-- The task --
Track down every line below that holds "this" and copy it.

Extracted records

----------------------------------------

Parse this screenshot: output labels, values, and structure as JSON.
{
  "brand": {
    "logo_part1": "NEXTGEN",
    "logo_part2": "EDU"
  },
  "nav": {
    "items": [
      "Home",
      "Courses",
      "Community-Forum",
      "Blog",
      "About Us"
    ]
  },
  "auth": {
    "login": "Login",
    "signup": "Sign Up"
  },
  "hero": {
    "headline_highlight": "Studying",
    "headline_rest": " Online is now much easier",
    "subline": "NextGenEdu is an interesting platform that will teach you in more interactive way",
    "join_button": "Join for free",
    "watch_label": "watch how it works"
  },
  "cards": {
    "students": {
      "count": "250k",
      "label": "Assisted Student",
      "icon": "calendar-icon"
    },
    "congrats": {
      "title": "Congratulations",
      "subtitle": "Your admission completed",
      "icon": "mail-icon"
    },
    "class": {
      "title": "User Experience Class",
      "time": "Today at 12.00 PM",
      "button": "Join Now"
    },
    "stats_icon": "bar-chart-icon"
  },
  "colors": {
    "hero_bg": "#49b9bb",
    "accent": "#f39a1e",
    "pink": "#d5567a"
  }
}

----------------------------------------

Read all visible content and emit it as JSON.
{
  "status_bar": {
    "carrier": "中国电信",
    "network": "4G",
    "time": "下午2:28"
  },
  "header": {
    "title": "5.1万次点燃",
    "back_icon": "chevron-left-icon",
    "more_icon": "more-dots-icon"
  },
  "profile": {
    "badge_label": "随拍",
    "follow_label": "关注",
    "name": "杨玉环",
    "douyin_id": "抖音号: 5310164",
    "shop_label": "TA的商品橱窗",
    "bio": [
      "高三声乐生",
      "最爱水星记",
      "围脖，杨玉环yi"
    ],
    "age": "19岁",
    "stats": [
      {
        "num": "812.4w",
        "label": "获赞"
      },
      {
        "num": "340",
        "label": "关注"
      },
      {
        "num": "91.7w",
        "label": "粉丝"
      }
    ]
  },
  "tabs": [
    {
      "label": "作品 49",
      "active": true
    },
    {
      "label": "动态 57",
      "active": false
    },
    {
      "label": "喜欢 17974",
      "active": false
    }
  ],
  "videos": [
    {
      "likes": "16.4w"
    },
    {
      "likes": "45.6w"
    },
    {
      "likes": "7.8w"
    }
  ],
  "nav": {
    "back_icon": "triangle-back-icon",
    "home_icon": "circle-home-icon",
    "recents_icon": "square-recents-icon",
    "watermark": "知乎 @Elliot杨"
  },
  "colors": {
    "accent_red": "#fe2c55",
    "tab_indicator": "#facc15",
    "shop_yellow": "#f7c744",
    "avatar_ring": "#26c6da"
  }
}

----------------------------------------

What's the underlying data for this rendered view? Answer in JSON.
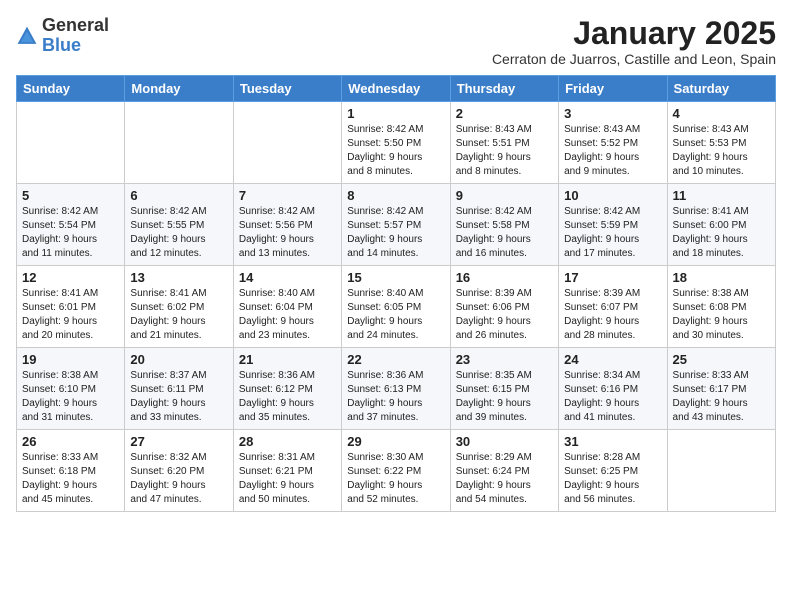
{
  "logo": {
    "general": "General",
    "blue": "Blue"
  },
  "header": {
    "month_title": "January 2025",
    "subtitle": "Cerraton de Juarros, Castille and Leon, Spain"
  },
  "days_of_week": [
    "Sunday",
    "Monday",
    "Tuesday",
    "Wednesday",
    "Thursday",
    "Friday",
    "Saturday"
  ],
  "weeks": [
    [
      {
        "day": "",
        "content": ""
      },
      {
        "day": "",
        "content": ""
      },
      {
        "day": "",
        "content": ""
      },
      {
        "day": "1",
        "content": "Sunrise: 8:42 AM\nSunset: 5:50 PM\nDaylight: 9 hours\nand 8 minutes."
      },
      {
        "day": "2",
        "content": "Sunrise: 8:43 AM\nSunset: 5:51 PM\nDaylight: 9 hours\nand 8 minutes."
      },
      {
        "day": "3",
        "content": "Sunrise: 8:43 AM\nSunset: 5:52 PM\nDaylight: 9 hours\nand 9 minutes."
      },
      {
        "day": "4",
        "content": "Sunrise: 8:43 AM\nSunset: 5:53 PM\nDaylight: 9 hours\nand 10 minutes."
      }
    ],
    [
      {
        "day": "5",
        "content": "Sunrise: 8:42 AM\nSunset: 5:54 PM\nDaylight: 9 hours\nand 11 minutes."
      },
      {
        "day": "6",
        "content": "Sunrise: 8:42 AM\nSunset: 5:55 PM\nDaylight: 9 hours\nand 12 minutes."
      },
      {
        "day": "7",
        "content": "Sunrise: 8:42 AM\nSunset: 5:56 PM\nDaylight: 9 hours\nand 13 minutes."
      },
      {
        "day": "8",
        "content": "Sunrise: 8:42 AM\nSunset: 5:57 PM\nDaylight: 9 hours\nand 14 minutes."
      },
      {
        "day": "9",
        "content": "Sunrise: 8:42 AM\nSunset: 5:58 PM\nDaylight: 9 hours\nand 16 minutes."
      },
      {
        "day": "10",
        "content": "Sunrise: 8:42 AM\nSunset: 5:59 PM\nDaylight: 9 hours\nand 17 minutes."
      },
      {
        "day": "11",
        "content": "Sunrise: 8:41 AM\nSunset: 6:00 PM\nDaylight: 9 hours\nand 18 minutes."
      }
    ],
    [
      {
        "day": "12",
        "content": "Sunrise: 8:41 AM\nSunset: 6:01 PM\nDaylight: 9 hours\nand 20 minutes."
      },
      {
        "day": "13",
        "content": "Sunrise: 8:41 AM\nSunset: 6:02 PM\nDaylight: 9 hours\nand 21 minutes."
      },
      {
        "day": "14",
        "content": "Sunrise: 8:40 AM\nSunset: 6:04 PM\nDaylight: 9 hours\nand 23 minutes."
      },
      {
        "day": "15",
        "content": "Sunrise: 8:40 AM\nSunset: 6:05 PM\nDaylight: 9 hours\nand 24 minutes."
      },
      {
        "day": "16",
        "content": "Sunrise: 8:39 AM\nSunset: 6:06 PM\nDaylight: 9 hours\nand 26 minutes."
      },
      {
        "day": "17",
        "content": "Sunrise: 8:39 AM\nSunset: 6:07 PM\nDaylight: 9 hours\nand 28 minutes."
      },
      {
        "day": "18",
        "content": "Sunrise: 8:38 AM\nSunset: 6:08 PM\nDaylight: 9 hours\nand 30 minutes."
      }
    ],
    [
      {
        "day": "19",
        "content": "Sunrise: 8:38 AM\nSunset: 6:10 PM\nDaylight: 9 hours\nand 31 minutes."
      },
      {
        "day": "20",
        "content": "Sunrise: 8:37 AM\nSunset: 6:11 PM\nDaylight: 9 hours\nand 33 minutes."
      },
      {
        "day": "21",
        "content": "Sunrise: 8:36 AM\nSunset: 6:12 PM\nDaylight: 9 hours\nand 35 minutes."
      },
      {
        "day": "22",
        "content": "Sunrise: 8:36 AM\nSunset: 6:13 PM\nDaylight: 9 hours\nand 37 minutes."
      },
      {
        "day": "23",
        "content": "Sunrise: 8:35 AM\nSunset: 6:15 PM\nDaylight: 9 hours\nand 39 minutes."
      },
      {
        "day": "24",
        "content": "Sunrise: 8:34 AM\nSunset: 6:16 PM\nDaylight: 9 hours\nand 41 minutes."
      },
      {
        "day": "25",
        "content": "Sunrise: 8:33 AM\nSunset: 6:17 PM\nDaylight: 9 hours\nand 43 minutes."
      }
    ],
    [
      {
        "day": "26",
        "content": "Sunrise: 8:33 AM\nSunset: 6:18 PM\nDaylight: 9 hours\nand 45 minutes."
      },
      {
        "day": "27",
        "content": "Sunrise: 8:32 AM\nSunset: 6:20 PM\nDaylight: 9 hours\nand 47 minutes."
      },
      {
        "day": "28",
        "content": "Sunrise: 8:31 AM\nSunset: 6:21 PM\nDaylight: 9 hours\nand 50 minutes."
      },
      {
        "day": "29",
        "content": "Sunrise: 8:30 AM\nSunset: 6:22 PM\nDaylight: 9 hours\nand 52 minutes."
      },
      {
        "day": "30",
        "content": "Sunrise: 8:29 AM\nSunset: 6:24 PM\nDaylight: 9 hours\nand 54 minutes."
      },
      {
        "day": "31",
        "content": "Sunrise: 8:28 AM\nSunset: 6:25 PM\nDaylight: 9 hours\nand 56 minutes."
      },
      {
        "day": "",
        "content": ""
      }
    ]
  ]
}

----------------------------------------

-- Output of the task --
Parse this screenshot: output labels, values, and structure as JSON.
What's the underlying data for this rendered view? Answer in JSON.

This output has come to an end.